Copy out all lines that carry the word "worldwide".
######
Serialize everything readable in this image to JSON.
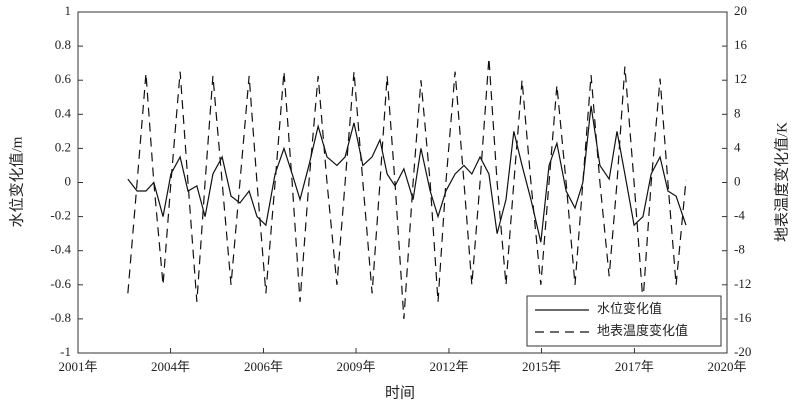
{
  "chart_data": {
    "type": "line",
    "xlabel": "时间",
    "ylabel": "水位变化值/m",
    "y2label": "地表温度变化值/K",
    "xlim": [
      2001,
      2020
    ],
    "xticks": [
      {
        "value": 2001,
        "label": "2001年"
      },
      {
        "value": 2003.71,
        "label": "2004年"
      },
      {
        "value": 2006.43,
        "label": "2006年"
      },
      {
        "value": 2009.14,
        "label": "2009年"
      },
      {
        "value": 2011.86,
        "label": "2012年"
      },
      {
        "value": 2014.57,
        "label": "2015年"
      },
      {
        "value": 2017.29,
        "label": "2017年"
      },
      {
        "value": 2020,
        "label": "2020年"
      }
    ],
    "ylim": [
      -1,
      1
    ],
    "yticks": [
      -1,
      -0.8,
      -0.6,
      -0.4,
      -0.2,
      0,
      0.2,
      0.4,
      0.6,
      0.8,
      1
    ],
    "y2lim": [
      -20,
      20
    ],
    "y2ticks": [
      -20,
      -16,
      -12,
      -8,
      -4,
      0,
      4,
      8,
      12,
      16,
      20
    ],
    "legend": "lower right",
    "x": [
      2002.46,
      2002.73,
      2002.99,
      2003.22,
      2003.49,
      2003.72,
      2003.99,
      2004.22,
      2004.48,
      2004.72,
      2004.95,
      2005.22,
      2005.48,
      2005.74,
      2006.01,
      2006.24,
      2006.5,
      2006.77,
      2007.03,
      2007.27,
      2007.5,
      2007.76,
      2008.03,
      2008.29,
      2008.58,
      2008.82,
      2009.08,
      2009.34,
      2009.61,
      2009.84,
      2010.05,
      2010.28,
      2010.54,
      2010.81,
      2011.04,
      2011.31,
      2011.54,
      2011.77,
      2012.04,
      2012.3,
      2012.53,
      2012.77,
      2013.03,
      2013.27,
      2013.53,
      2013.76,
      2014.0,
      2014.26,
      2014.55,
      2014.79,
      2015.02,
      2015.29,
      2015.55,
      2015.78,
      2016.02,
      2016.28,
      2016.55,
      2016.78,
      2017.01,
      2017.28,
      2017.54,
      2017.78,
      2018.04,
      2018.27,
      2018.51,
      2018.8
    ],
    "series": [
      {
        "name": "水位变化值",
        "color": "#111111",
        "line_style": "solid",
        "axis": "y",
        "values": [
          0.02,
          -0.05,
          -0.05,
          0,
          -0.2,
          0.05,
          0.15,
          -0.05,
          -0.02,
          -0.2,
          0.05,
          0.15,
          -0.08,
          -0.12,
          -0.05,
          -0.2,
          -0.25,
          0.05,
          0.2,
          0.05,
          -0.1,
          0.1,
          0.33,
          0.15,
          0.1,
          0.15,
          0.35,
          0.1,
          0.15,
          0.25,
          0.05,
          -0.02,
          0.08,
          -0.1,
          0.2,
          -0.05,
          -0.2,
          -0.05,
          0.05,
          0.1,
          0.05,
          0.15,
          0.05,
          -0.3,
          -0.1,
          0.3,
          0.1,
          -0.1,
          -0.35,
          0.1,
          0.23,
          -0.05,
          -0.15,
          0,
          0.45,
          0.1,
          0.02,
          0.3,
          0.05,
          -0.25,
          -0.2,
          0.05,
          0.15,
          -0.05,
          -0.08,
          -0.25
        ]
      },
      {
        "name": "地表温度变化值",
        "color": "#111111",
        "line_style": "dashed",
        "axis": "y2",
        "values": [
          -13,
          0,
          12.8,
          0,
          -12,
          0,
          13,
          0,
          -14,
          0,
          12.5,
          0,
          -12,
          0,
          12.5,
          0,
          -13,
          0,
          13,
          0,
          -14,
          0,
          12.5,
          0,
          -12,
          0,
          13,
          0,
          -13,
          0,
          12.5,
          0,
          -16,
          0,
          12,
          0,
          -14,
          0,
          13,
          0,
          -12,
          0,
          14.6,
          0,
          -12,
          0,
          12,
          0,
          -12,
          0,
          11.4,
          0,
          -12,
          0,
          12.6,
          0,
          -11,
          0,
          13.6,
          0,
          -14,
          0,
          12.2,
          0,
          -12,
          0.3
        ]
      }
    ]
  }
}
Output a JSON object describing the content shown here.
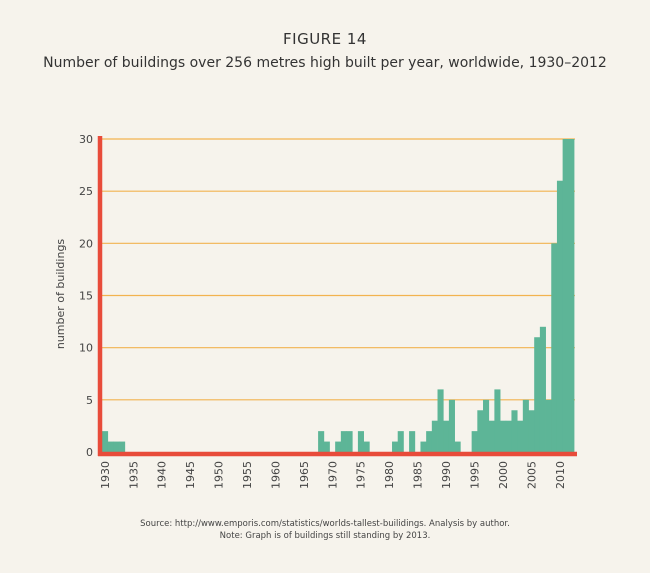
{
  "figure_label": "FIGURE 14",
  "title": "Number of buildings over 256 metres high built per year, worldwide, 1930–2012",
  "source_note": "Source: http://www.emporis.com/statistics/worlds-tallest-builidings. Analysis by author.",
  "standing_note": "Note: Graph is of buildings still standing by 2013.",
  "colors": {
    "bars": "#5db597",
    "gridlines": "#f2b350",
    "axes": "#e84b3a",
    "background": "#f6f3ec"
  },
  "chart_data": {
    "type": "bar",
    "title": "Number of buildings over 256 metres high built per year, worldwide, 1930–2012",
    "xlabel": "",
    "ylabel": "number of buildings",
    "ylim": [
      0,
      30
    ],
    "xlim": [
      1930,
      2012
    ],
    "yticks": [
      0,
      5,
      10,
      15,
      20,
      25,
      30
    ],
    "xticks": [
      1930,
      1935,
      1940,
      1945,
      1950,
      1955,
      1960,
      1965,
      1970,
      1975,
      1980,
      1985,
      1990,
      1995,
      2000,
      2005,
      2010
    ],
    "grid": true,
    "years": [
      1930,
      1931,
      1932,
      1933,
      1934,
      1935,
      1936,
      1937,
      1938,
      1939,
      1940,
      1941,
      1942,
      1943,
      1944,
      1945,
      1946,
      1947,
      1948,
      1949,
      1950,
      1951,
      1952,
      1953,
      1954,
      1955,
      1956,
      1957,
      1958,
      1959,
      1960,
      1961,
      1962,
      1963,
      1964,
      1965,
      1966,
      1967,
      1968,
      1969,
      1970,
      1971,
      1972,
      1973,
      1974,
      1975,
      1976,
      1977,
      1978,
      1979,
      1980,
      1981,
      1982,
      1983,
      1984,
      1985,
      1986,
      1987,
      1988,
      1989,
      1990,
      1991,
      1992,
      1993,
      1994,
      1995,
      1996,
      1997,
      1998,
      1999,
      2000,
      2001,
      2002,
      2003,
      2004,
      2005,
      2006,
      2007,
      2008,
      2009,
      2010,
      2011,
      2012
    ],
    "values": [
      2,
      1,
      1,
      1,
      0,
      0,
      0,
      0,
      0,
      0,
      0,
      0,
      0,
      0,
      0,
      0,
      0,
      0,
      0,
      0,
      0,
      0,
      0,
      0,
      0,
      0,
      0,
      0,
      0,
      0,
      0,
      0,
      0,
      0,
      0,
      0,
      0,
      0,
      2,
      1,
      0,
      1,
      2,
      2,
      0,
      2,
      1,
      0,
      0,
      0,
      0,
      1,
      2,
      0,
      2,
      0,
      1,
      2,
      3,
      6,
      3,
      5,
      1,
      0,
      0,
      2,
      4,
      5,
      3,
      6,
      3,
      3,
      4,
      3,
      5,
      4,
      11,
      12,
      5,
      20,
      26,
      30,
      30
    ]
  }
}
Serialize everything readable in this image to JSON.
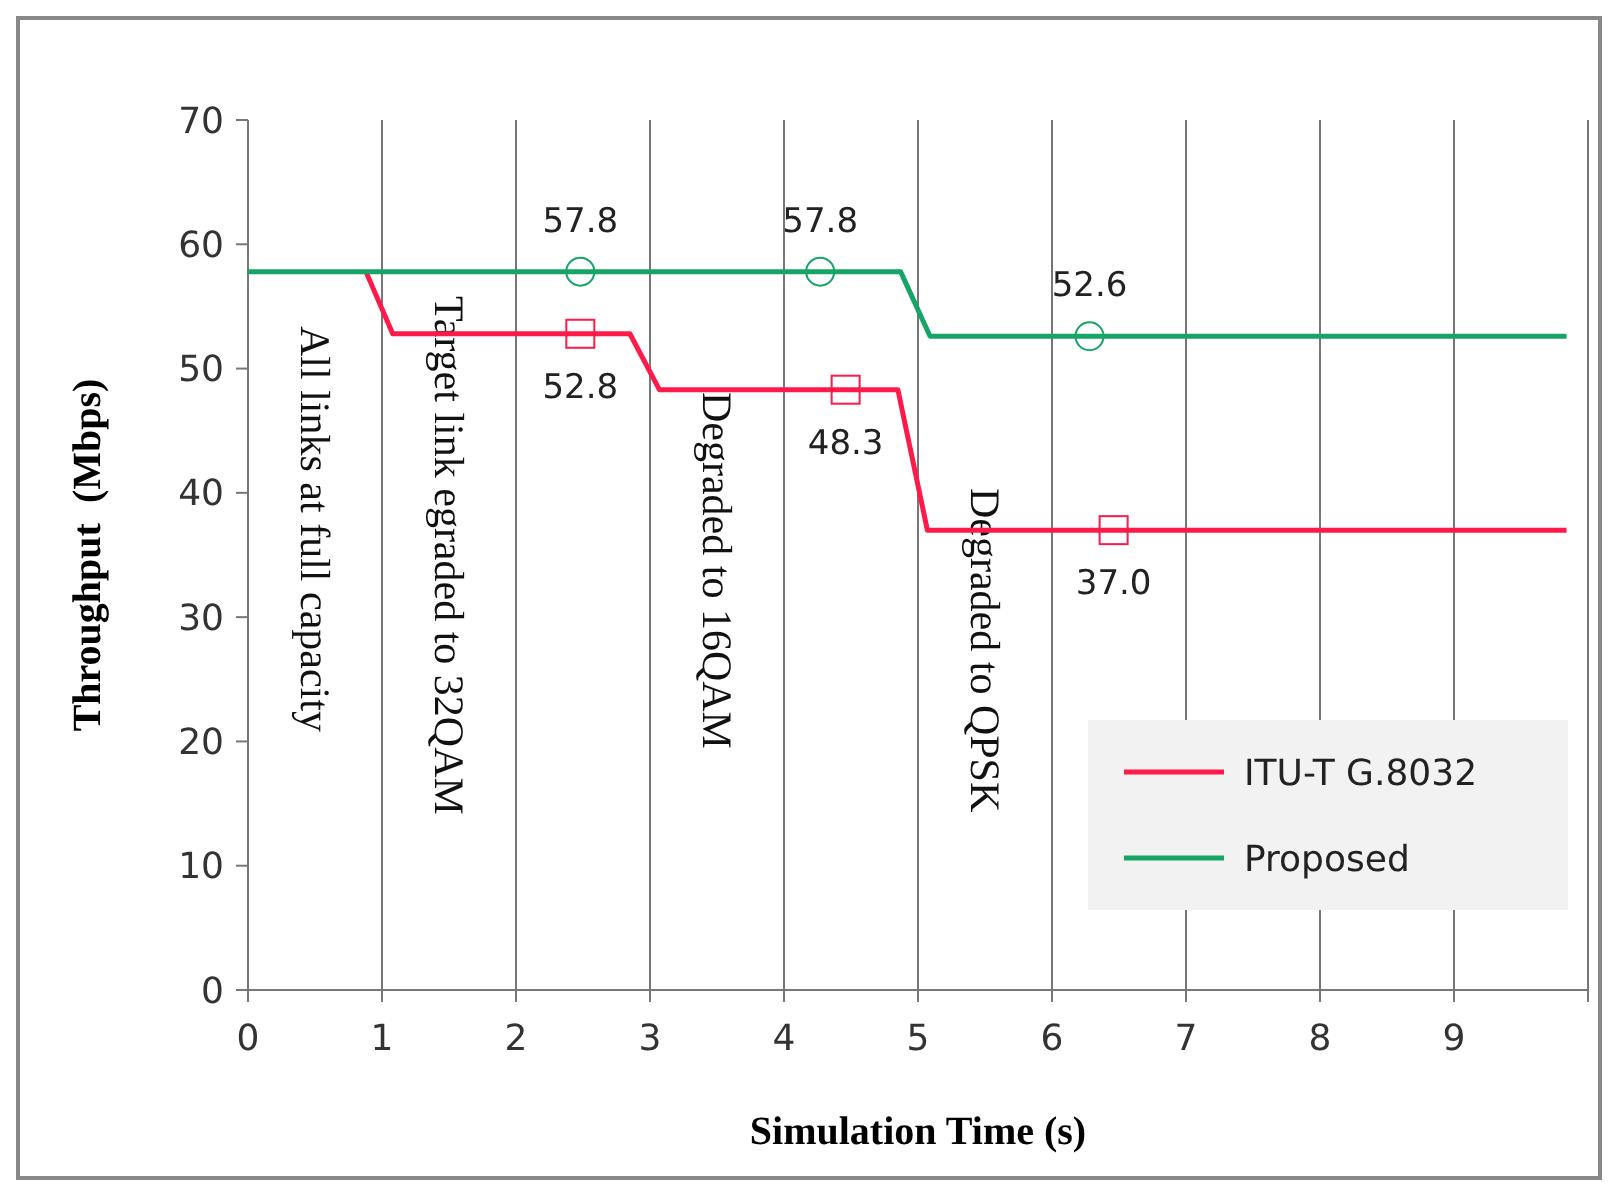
{
  "chart_data": {
    "type": "line",
    "xlabel": "Simulation Time (s)",
    "ylabel": "Throughput  (Mbps)",
    "xlim": [
      0,
      10
    ],
    "xticks": [
      0,
      1,
      2,
      3,
      4,
      5,
      6,
      7,
      8,
      9,
      {
        "value": 10,
        "label": null
      }
    ],
    "ylim": [
      0,
      70
    ],
    "yticks": [
      0,
      10,
      20,
      30,
      40,
      50,
      60,
      70
    ],
    "grid": "x",
    "legend": "bottom right",
    "annotations": [
      "All links at full capacity",
      "Target link egraded to 32QAM",
      "Degraded to 16QAM",
      "Degraded to QPSK"
    ],
    "series": [
      {
        "name": "ITU-T G.8032",
        "color": "#ff1a4a",
        "x": [
          0.88,
          1.08,
          2.85,
          3.07,
          4.85,
          5.07,
          9.84
        ],
        "values": [
          57.8,
          52.8,
          52.8,
          48.3,
          48.3,
          37.0,
          37.0
        ]
      },
      {
        "name": "Proposed",
        "color": "#16a566",
        "x": [
          0,
          4.87,
          5.09,
          9.84
        ],
        "values": [
          57.8,
          57.8,
          52.6,
          52.6
        ]
      },
      {
        "type": "scatter",
        "color": "#ff1a4a",
        "marker": "square",
        "x": [
          2.48,
          4.46,
          6.46
        ],
        "values": [
          52.8,
          48.3,
          37.0
        ],
        "value_labels": [
          "52.8",
          "48.3",
          "37.0"
        ]
      },
      {
        "type": "scatter",
        "color": "#16a566",
        "marker": "circle",
        "x": [
          2.48,
          4.27,
          6.28
        ],
        "values": [
          57.8,
          57.8,
          52.6
        ],
        "value_labels": [
          "57.8",
          "57.8",
          "52.6"
        ]
      }
    ]
  }
}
######
- [Answer to this exercise]
  "title": "Number of buildings over 256 metres high built per year, worldwide, 1930–2012",
    "title": "Number of buildings over 256 metres high built per year, worldwide, 1930–2012",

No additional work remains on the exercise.